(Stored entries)

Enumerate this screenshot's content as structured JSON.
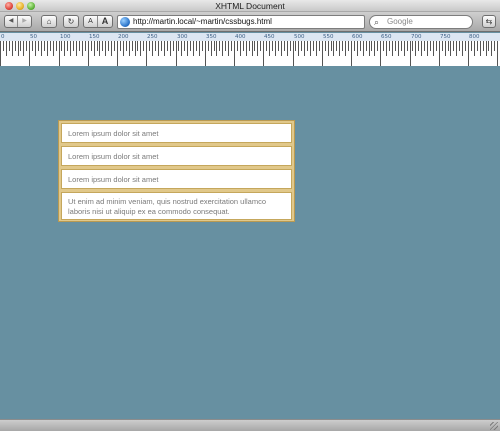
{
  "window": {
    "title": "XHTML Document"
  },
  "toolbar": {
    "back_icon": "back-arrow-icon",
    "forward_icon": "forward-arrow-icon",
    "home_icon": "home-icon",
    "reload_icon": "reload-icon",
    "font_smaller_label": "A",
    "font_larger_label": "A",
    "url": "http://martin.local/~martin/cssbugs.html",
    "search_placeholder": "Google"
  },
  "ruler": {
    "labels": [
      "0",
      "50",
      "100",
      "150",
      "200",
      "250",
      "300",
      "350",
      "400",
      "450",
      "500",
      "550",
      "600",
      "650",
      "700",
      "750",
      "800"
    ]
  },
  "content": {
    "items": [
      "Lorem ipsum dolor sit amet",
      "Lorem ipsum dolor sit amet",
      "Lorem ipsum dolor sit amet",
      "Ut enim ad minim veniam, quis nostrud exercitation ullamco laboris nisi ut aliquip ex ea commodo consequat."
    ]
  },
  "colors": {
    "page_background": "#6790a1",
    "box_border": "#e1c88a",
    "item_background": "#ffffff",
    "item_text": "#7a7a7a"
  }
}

--

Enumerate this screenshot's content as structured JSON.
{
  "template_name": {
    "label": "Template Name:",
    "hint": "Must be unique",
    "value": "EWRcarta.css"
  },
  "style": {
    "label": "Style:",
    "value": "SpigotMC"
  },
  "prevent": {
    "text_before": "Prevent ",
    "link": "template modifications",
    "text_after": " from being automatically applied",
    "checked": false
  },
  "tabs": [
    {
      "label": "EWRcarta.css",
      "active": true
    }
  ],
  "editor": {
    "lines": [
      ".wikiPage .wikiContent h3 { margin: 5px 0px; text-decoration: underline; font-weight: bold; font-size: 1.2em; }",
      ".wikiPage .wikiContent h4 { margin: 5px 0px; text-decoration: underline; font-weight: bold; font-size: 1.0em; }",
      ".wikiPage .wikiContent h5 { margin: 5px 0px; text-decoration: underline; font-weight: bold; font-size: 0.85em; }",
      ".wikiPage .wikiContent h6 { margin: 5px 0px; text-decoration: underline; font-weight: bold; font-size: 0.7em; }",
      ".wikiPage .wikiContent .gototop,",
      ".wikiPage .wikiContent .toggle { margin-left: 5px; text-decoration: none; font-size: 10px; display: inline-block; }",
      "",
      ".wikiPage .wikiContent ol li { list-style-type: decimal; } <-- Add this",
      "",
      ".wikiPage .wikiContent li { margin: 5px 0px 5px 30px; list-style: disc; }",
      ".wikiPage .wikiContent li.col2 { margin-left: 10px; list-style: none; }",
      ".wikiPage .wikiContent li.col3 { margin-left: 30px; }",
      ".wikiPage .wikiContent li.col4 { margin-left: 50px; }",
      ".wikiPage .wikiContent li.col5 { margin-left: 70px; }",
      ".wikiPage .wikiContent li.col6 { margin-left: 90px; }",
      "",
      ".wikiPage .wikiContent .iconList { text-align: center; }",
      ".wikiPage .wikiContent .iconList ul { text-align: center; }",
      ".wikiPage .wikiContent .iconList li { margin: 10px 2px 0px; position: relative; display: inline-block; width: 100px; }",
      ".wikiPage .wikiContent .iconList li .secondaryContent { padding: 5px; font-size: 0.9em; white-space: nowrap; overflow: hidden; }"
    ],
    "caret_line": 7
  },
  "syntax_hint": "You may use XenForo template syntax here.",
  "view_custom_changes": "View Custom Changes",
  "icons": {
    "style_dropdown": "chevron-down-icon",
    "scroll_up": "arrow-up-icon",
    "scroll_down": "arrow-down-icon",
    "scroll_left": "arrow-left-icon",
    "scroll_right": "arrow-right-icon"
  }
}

---

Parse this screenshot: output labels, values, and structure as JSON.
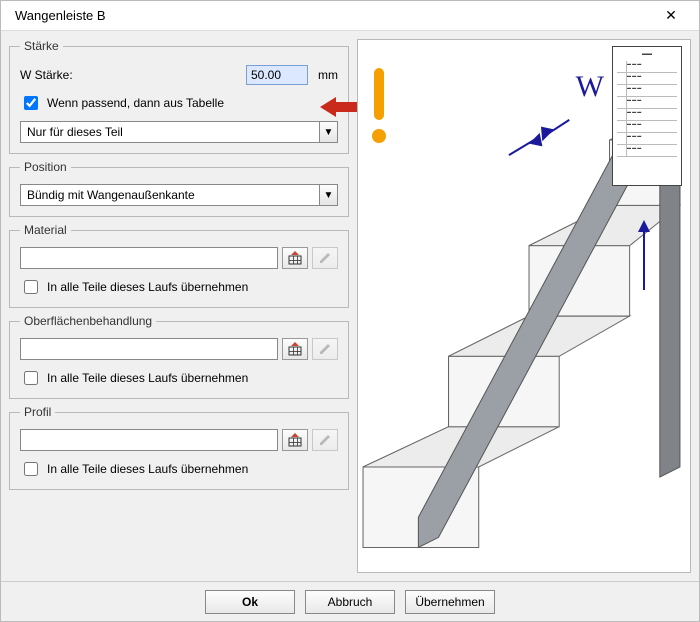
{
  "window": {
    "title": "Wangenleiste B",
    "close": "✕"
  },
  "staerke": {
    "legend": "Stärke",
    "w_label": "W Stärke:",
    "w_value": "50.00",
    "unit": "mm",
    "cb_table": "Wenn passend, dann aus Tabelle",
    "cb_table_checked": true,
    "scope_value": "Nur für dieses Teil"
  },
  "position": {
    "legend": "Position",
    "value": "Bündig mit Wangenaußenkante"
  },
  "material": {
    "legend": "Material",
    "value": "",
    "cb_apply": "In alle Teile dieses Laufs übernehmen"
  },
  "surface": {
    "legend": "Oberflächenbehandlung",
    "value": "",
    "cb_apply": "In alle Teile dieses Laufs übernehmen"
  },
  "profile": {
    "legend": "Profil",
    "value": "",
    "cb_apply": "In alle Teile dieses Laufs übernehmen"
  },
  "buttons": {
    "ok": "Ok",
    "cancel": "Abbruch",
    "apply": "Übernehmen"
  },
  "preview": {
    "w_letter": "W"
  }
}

→ Exercise requirements: Find the lines holding "inline" and list every one.

→ Expected output:
      ".wikiPage .wikiContent .toggle { margin-left: 5px; text-decoration: none; font-size: 10px; display: inline-block; }",
      ".wikiPage .wikiContent .iconList li { margin: 10px 2px 0px; position: relative; display: inline-block; width: 100px; }",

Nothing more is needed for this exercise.